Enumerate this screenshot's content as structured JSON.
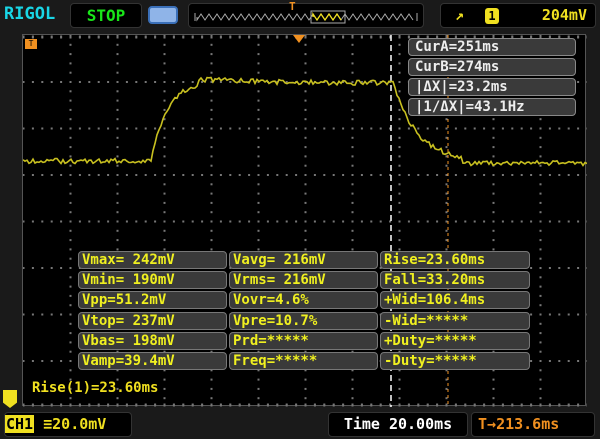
{
  "header": {
    "brand": "RIGOL",
    "run_state": "STOP",
    "trigger_edge_icon": "rising-edge-icon",
    "trigger_channel": "1",
    "trigger_level": "204mV",
    "memory_marker": "T"
  },
  "cursors": {
    "cur_a": "CurA=251ms",
    "cur_b": "CurB=274ms",
    "delta_x": "|ΔX|=23.2ms",
    "inv_delta_x": "|1/ΔX|=43.1Hz"
  },
  "measurements": [
    [
      "Vmax= 242mV",
      "Vavg= 216mV",
      "Rise=23.60ms"
    ],
    [
      "Vmin= 190mV",
      "Vrms= 216mV",
      "Fall=33.20ms"
    ],
    [
      "Vpp=51.2mV",
      "Vovr=4.6%",
      "+Wid=106.4ms"
    ],
    [
      "Vtop= 237mV",
      "Vpre=10.7%",
      "-Wid=*****"
    ],
    [
      "Vbas= 198mV",
      "Prd=*****",
      "+Duty=*****"
    ],
    [
      "Vamp=39.4mV",
      "Freq=*****",
      "-Duty=*****"
    ]
  ],
  "rise_readout": "Rise(1)=23.60ms",
  "footer": {
    "channel": "CH1",
    "volts_per_div": "20.0mV",
    "timebase": "Time 20.00ms",
    "trigger_offset": "213.6ms",
    "trigger_offset_icon": "T→"
  },
  "colors": {
    "trace": "#c8c020",
    "ch1": "#f0e020",
    "trigger": "#f09020",
    "brand": "#19d6e6",
    "run": "#19e619"
  }
}
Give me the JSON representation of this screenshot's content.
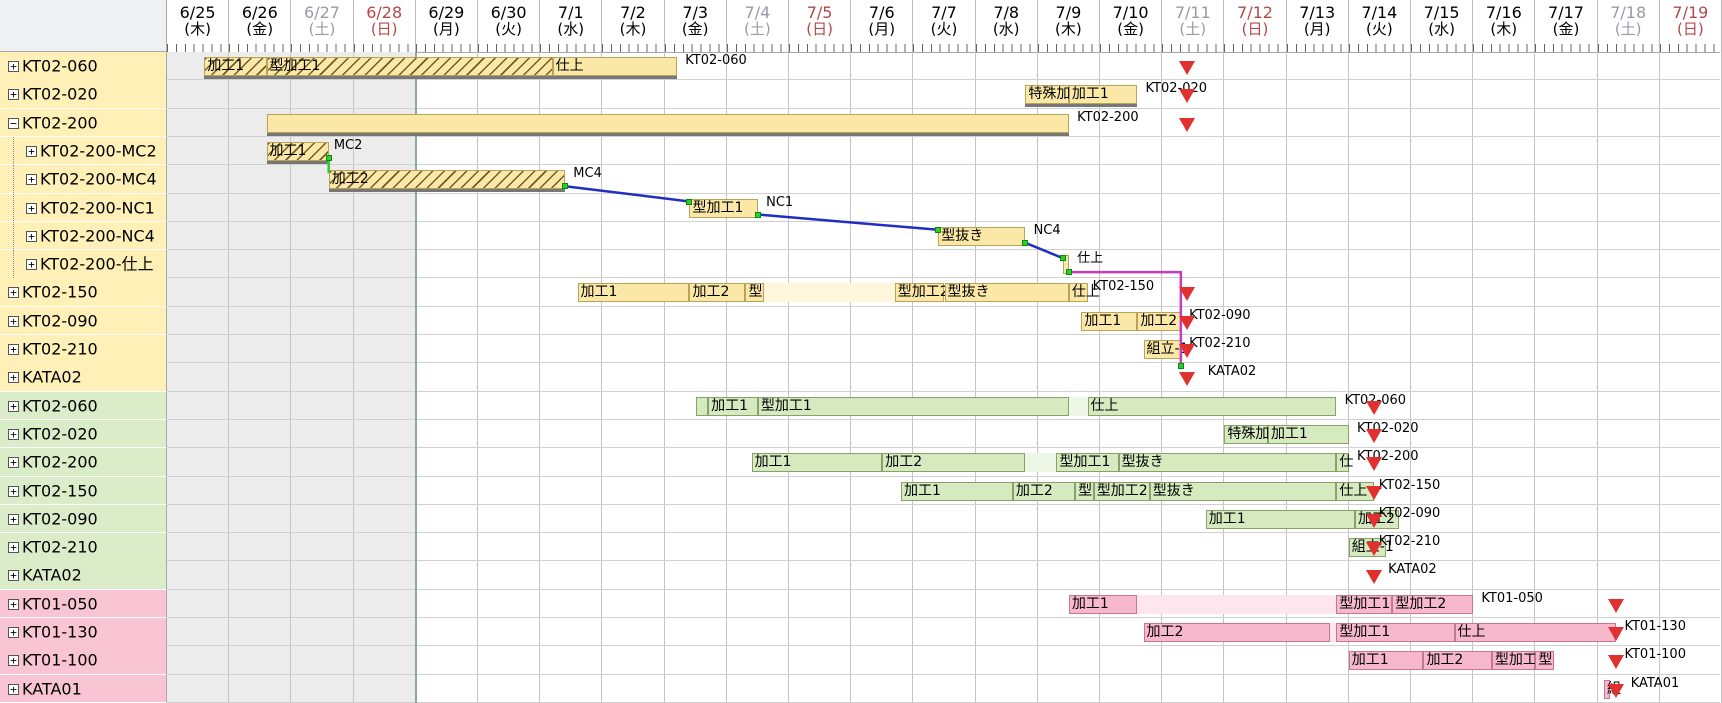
{
  "header": {
    "days": [
      {
        "date": "6/25",
        "dow": "(木)",
        "kind": "wk"
      },
      {
        "date": "6/26",
        "dow": "(金)",
        "kind": "wk"
      },
      {
        "date": "6/27",
        "dow": "(土)",
        "kind": "sat"
      },
      {
        "date": "6/28",
        "dow": "(日)",
        "kind": "sun"
      },
      {
        "date": "6/29",
        "dow": "(月)",
        "kind": "wk"
      },
      {
        "date": "6/30",
        "dow": "(火)",
        "kind": "wk"
      },
      {
        "date": "7/1",
        "dow": "(水)",
        "kind": "wk"
      },
      {
        "date": "7/2",
        "dow": "(木)",
        "kind": "wk"
      },
      {
        "date": "7/3",
        "dow": "(金)",
        "kind": "wk"
      },
      {
        "date": "7/4",
        "dow": "(土)",
        "kind": "sat"
      },
      {
        "date": "7/5",
        "dow": "(日)",
        "kind": "sun"
      },
      {
        "date": "7/6",
        "dow": "(月)",
        "kind": "wk"
      },
      {
        "date": "7/7",
        "dow": "(火)",
        "kind": "wk"
      },
      {
        "date": "7/8",
        "dow": "(水)",
        "kind": "wk"
      },
      {
        "date": "7/9",
        "dow": "(木)",
        "kind": "wk"
      },
      {
        "date": "7/10",
        "dow": "(金)",
        "kind": "wk"
      },
      {
        "date": "7/11",
        "dow": "(土)",
        "kind": "sat"
      },
      {
        "date": "7/12",
        "dow": "(日)",
        "kind": "sun"
      },
      {
        "date": "7/13",
        "dow": "(月)",
        "kind": "wk"
      },
      {
        "date": "7/14",
        "dow": "(火)",
        "kind": "wk"
      },
      {
        "date": "7/15",
        "dow": "(水)",
        "kind": "wk"
      },
      {
        "date": "7/16",
        "dow": "(木)",
        "kind": "wk"
      },
      {
        "date": "7/17",
        "dow": "(金)",
        "kind": "wk"
      },
      {
        "date": "7/18",
        "dow": "(土)",
        "kind": "sat"
      },
      {
        "date": "7/19",
        "dow": "(日)",
        "kind": "sun"
      }
    ]
  },
  "colors": {
    "yellow": "#fff0b8",
    "green": "#dbecc9",
    "pink": "#f9c4d4",
    "milestone": "#e03030",
    "link_blue": "#1f2fbf",
    "link_magenta": "#c03cc0"
  },
  "rows": [
    {
      "label": "KT02-060",
      "expander": "⊞",
      "level": 0,
      "group": "yellow"
    },
    {
      "label": "KT02-020",
      "expander": "⊞",
      "level": 0,
      "group": "yellow"
    },
    {
      "label": "KT02-200",
      "expander": "⊟",
      "level": 0,
      "group": "yellow"
    },
    {
      "label": "KT02-200-MC2",
      "expander": "⊞",
      "level": 1,
      "group": "yellow"
    },
    {
      "label": "KT02-200-MC4",
      "expander": "⊞",
      "level": 1,
      "group": "yellow"
    },
    {
      "label": "KT02-200-NC1",
      "expander": "⊞",
      "level": 1,
      "group": "yellow"
    },
    {
      "label": "KT02-200-NC4",
      "expander": "⊞",
      "level": 1,
      "group": "yellow"
    },
    {
      "label": "KT02-200-仕上",
      "expander": "⊞",
      "level": 1,
      "group": "yellow"
    },
    {
      "label": "KT02-150",
      "expander": "⊞",
      "level": 0,
      "group": "yellow"
    },
    {
      "label": "KT02-090",
      "expander": "⊞",
      "level": 0,
      "group": "yellow"
    },
    {
      "label": "KT02-210",
      "expander": "⊞",
      "level": 0,
      "group": "yellow"
    },
    {
      "label": "KATA02",
      "expander": "⊞",
      "level": 0,
      "group": "yellow"
    },
    {
      "label": "KT02-060",
      "expander": "⊞",
      "level": 0,
      "group": "green"
    },
    {
      "label": "KT02-020",
      "expander": "⊞",
      "level": 0,
      "group": "green"
    },
    {
      "label": "KT02-200",
      "expander": "⊞",
      "level": 0,
      "group": "green"
    },
    {
      "label": "KT02-150",
      "expander": "⊞",
      "level": 0,
      "group": "green"
    },
    {
      "label": "KT02-090",
      "expander": "⊞",
      "level": 0,
      "group": "green"
    },
    {
      "label": "KT02-210",
      "expander": "⊞",
      "level": 0,
      "group": "green"
    },
    {
      "label": "KATA02",
      "expander": "⊞",
      "level": 0,
      "group": "green"
    },
    {
      "label": "KT01-050",
      "expander": "⊞",
      "level": 0,
      "group": "pink"
    },
    {
      "label": "KT01-130",
      "expander": "⊞",
      "level": 0,
      "group": "pink"
    },
    {
      "label": "KT01-100",
      "expander": "⊞",
      "level": 0,
      "group": "pink"
    },
    {
      "label": "KATA01",
      "expander": "⊞",
      "level": 0,
      "group": "pink"
    }
  ],
  "bars": [
    {
      "row": 0,
      "c": "y",
      "name": "KT02-060",
      "segs": [
        {
          "s": 0.6,
          "e": 1.6,
          "t": "加工1",
          "h": 1
        },
        {
          "s": 1.6,
          "e": 6.2,
          "t": "型加工1",
          "h": 1
        },
        {
          "s": 6.2,
          "e": 8.2,
          "t": "仕上"
        }
      ]
    },
    {
      "row": 1,
      "c": "y",
      "name": "KT02-020",
      "segs": [
        {
          "s": 13.8,
          "e": 14.5,
          "t": "特殊加"
        },
        {
          "s": 14.5,
          "e": 15.6,
          "t": "加工1"
        }
      ]
    },
    {
      "row": 2,
      "c": "y",
      "name": "KT02-200",
      "segs": [
        {
          "s": 1.6,
          "e": 14.5,
          "t": ""
        }
      ]
    },
    {
      "row": 3,
      "c": "y",
      "name": "MC2",
      "segs": [
        {
          "s": 1.6,
          "e": 2.6,
          "t": "加工1",
          "h": 1
        }
      ]
    },
    {
      "row": 4,
      "c": "y",
      "name": "MC4",
      "segs": [
        {
          "s": 2.6,
          "e": 6.4,
          "t": "加工2",
          "h": 1
        }
      ]
    },
    {
      "row": 5,
      "c": "y",
      "name": "NC1",
      "segs": [
        {
          "s": 8.4,
          "e": 9.5,
          "t": "型加工1"
        }
      ]
    },
    {
      "row": 6,
      "c": "y",
      "name": "NC4",
      "segs": [
        {
          "s": 12.4,
          "e": 13.8,
          "t": "型抜き"
        }
      ]
    },
    {
      "row": 7,
      "c": "y",
      "name": "仕上",
      "segs": [
        {
          "s": 14.4,
          "e": 14.5,
          "t": ""
        }
      ]
    },
    {
      "row": 8,
      "c": "y",
      "name": "KT02-150",
      "segs": [
        {
          "s": 6.6,
          "e": 8.4,
          "t": "加工1"
        },
        {
          "s": 8.4,
          "e": 9.3,
          "t": "加工2"
        },
        {
          "s": 9.3,
          "e": 9.6,
          "t": "型"
        },
        {
          "s": 11.7,
          "e": 12.5,
          "t": "型加工2"
        },
        {
          "s": 12.5,
          "e": 14.5,
          "t": "型抜き"
        },
        {
          "s": 14.5,
          "e": 14.8,
          "t": "仕上"
        }
      ]
    },
    {
      "row": 9,
      "c": "y",
      "name": "KT02-090",
      "segs": [
        {
          "s": 14.7,
          "e": 15.6,
          "t": "加工1"
        },
        {
          "s": 15.6,
          "e": 16.3,
          "t": "加工2"
        }
      ]
    },
    {
      "row": 10,
      "c": "y",
      "name": "KT02-210",
      "segs": [
        {
          "s": 15.7,
          "e": 16.3,
          "t": "組立-1"
        }
      ]
    },
    {
      "row": 11,
      "c": "y",
      "name": "KATA02",
      "segs": []
    },
    {
      "row": 12,
      "c": "g",
      "name": "KT02-060",
      "segs": [
        {
          "s": 8.5,
          "e": 8.7,
          "t": ""
        },
        {
          "s": 8.7,
          "e": 9.5,
          "t": "加工1"
        },
        {
          "s": 9.5,
          "e": 14.5,
          "t": "型加工1"
        },
        {
          "s": 14.8,
          "e": 18.8,
          "t": "仕上"
        }
      ]
    },
    {
      "row": 13,
      "c": "g",
      "name": "KT02-020",
      "segs": [
        {
          "s": 17.0,
          "e": 17.7,
          "t": "特殊加"
        },
        {
          "s": 17.7,
          "e": 19.0,
          "t": "加工1"
        }
      ]
    },
    {
      "row": 14,
      "c": "g",
      "name": "KT02-200",
      "segs": [
        {
          "s": 9.4,
          "e": 11.5,
          "t": "加工1"
        },
        {
          "s": 11.5,
          "e": 13.8,
          "t": "加工2"
        },
        {
          "s": 14.3,
          "e": 15.3,
          "t": "型加工1"
        },
        {
          "s": 15.3,
          "e": 18.8,
          "t": "型抜き"
        },
        {
          "s": 18.8,
          "e": 19.0,
          "t": "仕"
        }
      ]
    },
    {
      "row": 15,
      "c": "g",
      "name": "KT02-150",
      "segs": [
        {
          "s": 11.8,
          "e": 13.6,
          "t": "加工1"
        },
        {
          "s": 13.6,
          "e": 14.6,
          "t": "加工2"
        },
        {
          "s": 14.6,
          "e": 14.9,
          "t": "型"
        },
        {
          "s": 14.9,
          "e": 15.8,
          "t": "型加工2"
        },
        {
          "s": 15.8,
          "e": 18.8,
          "t": "型抜き"
        },
        {
          "s": 18.8,
          "e": 19.4,
          "t": "仕上"
        }
      ]
    },
    {
      "row": 16,
      "c": "g",
      "name": "KT02-090",
      "segs": [
        {
          "s": 16.7,
          "e": 19.1,
          "t": "加工1"
        },
        {
          "s": 19.1,
          "e": 19.8,
          "t": "加工2"
        }
      ]
    },
    {
      "row": 17,
      "c": "g",
      "name": "KT02-210",
      "segs": [
        {
          "s": 19.0,
          "e": 19.6,
          "t": "組立-1"
        }
      ]
    },
    {
      "row": 18,
      "c": "g",
      "name": "KATA02",
      "segs": []
    },
    {
      "row": 19,
      "c": "p",
      "name": "KT01-050",
      "segs": [
        {
          "s": 14.5,
          "e": 15.6,
          "t": "加工1"
        },
        {
          "s": 18.8,
          "e": 19.7,
          "t": "型加工1"
        },
        {
          "s": 19.7,
          "e": 21.0,
          "t": "型加工2"
        }
      ]
    },
    {
      "row": 20,
      "c": "p",
      "name": "KT01-130",
      "segs": [
        {
          "s": 15.7,
          "e": 18.7,
          "t": "加工2"
        },
        {
          "s": 18.8,
          "e": 20.7,
          "t": "型加工1"
        },
        {
          "s": 20.7,
          "e": 23.3,
          "t": "仕上"
        }
      ]
    },
    {
      "row": 21,
      "c": "p",
      "name": "KT01-100",
      "segs": [
        {
          "s": 19.0,
          "e": 20.2,
          "t": "加工1"
        },
        {
          "s": 20.2,
          "e": 21.3,
          "t": "加工2"
        },
        {
          "s": 21.3,
          "e": 22.0,
          "t": "型加工"
        },
        {
          "s": 22.0,
          "e": 22.3,
          "t": "型"
        }
      ]
    },
    {
      "row": 22,
      "c": "p",
      "name": "KATA01",
      "segs": [
        {
          "s": 23.1,
          "e": 23.2,
          "t": "組"
        }
      ]
    }
  ],
  "bar_labels": [
    {
      "row": 0,
      "at": 8.3,
      "t": "KT02-060"
    },
    {
      "row": 1,
      "at": 15.7,
      "t": "KT02-020"
    },
    {
      "row": 2,
      "at": 14.6,
      "t": "KT02-200"
    },
    {
      "row": 3,
      "at": 2.65,
      "t": "MC2"
    },
    {
      "row": 4,
      "at": 6.5,
      "t": "MC4"
    },
    {
      "row": 5,
      "at": 9.6,
      "t": "NC1"
    },
    {
      "row": 6,
      "at": 13.9,
      "t": "NC4"
    },
    {
      "row": 7,
      "at": 14.6,
      "t": "仕上"
    },
    {
      "row": 8,
      "at": 14.85,
      "t": "KT02-150"
    },
    {
      "row": 9,
      "at": 16.4,
      "t": "KT02-090"
    },
    {
      "row": 10,
      "at": 16.4,
      "t": "KT02-210"
    },
    {
      "row": 11,
      "at": 16.7,
      "t": "KATA02"
    },
    {
      "row": 12,
      "at": 18.9,
      "t": "KT02-060"
    },
    {
      "row": 13,
      "at": 19.1,
      "t": "KT02-020"
    },
    {
      "row": 14,
      "at": 19.1,
      "t": "KT02-200"
    },
    {
      "row": 15,
      "at": 19.45,
      "t": "KT02-150"
    },
    {
      "row": 16,
      "at": 19.45,
      "t": "KT02-090"
    },
    {
      "row": 17,
      "at": 19.45,
      "t": "KT02-210"
    },
    {
      "row": 18,
      "at": 19.6,
      "t": "KATA02"
    },
    {
      "row": 19,
      "at": 21.1,
      "t": "KT01-050"
    },
    {
      "row": 20,
      "at": 23.4,
      "t": "KT01-130"
    },
    {
      "row": 21,
      "at": 23.4,
      "t": "KT01-100"
    },
    {
      "row": 22,
      "at": 23.5,
      "t": "KATA01"
    }
  ],
  "milestones": [
    {
      "row": 0,
      "at": 16.4
    },
    {
      "row": 1,
      "at": 16.4
    },
    {
      "row": 2,
      "at": 16.4
    },
    {
      "row": 8,
      "at": 16.4
    },
    {
      "row": 9,
      "at": 16.4
    },
    {
      "row": 10,
      "at": 16.4
    },
    {
      "row": 11,
      "at": 16.4
    },
    {
      "row": 12,
      "at": 19.4
    },
    {
      "row": 13,
      "at": 19.4
    },
    {
      "row": 14,
      "at": 19.4
    },
    {
      "row": 15,
      "at": 19.4
    },
    {
      "row": 16,
      "at": 19.4
    },
    {
      "row": 17,
      "at": 19.4
    },
    {
      "row": 18,
      "at": 19.4
    },
    {
      "row": 19,
      "at": 23.3
    },
    {
      "row": 20,
      "at": 23.3
    },
    {
      "row": 21,
      "at": 23.3
    },
    {
      "row": 22,
      "at": 23.3
    }
  ]
}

★ ★ ★ ★ ★ ★ ★

> DESCRIPTION OF THE TASK:
Wherever the string "this" appears in the entries above, list that line.

> TASK OUTPUT:
Enumerate this screenshot's content as structured JSON.
Give me the JSON representation of this screenshot's content.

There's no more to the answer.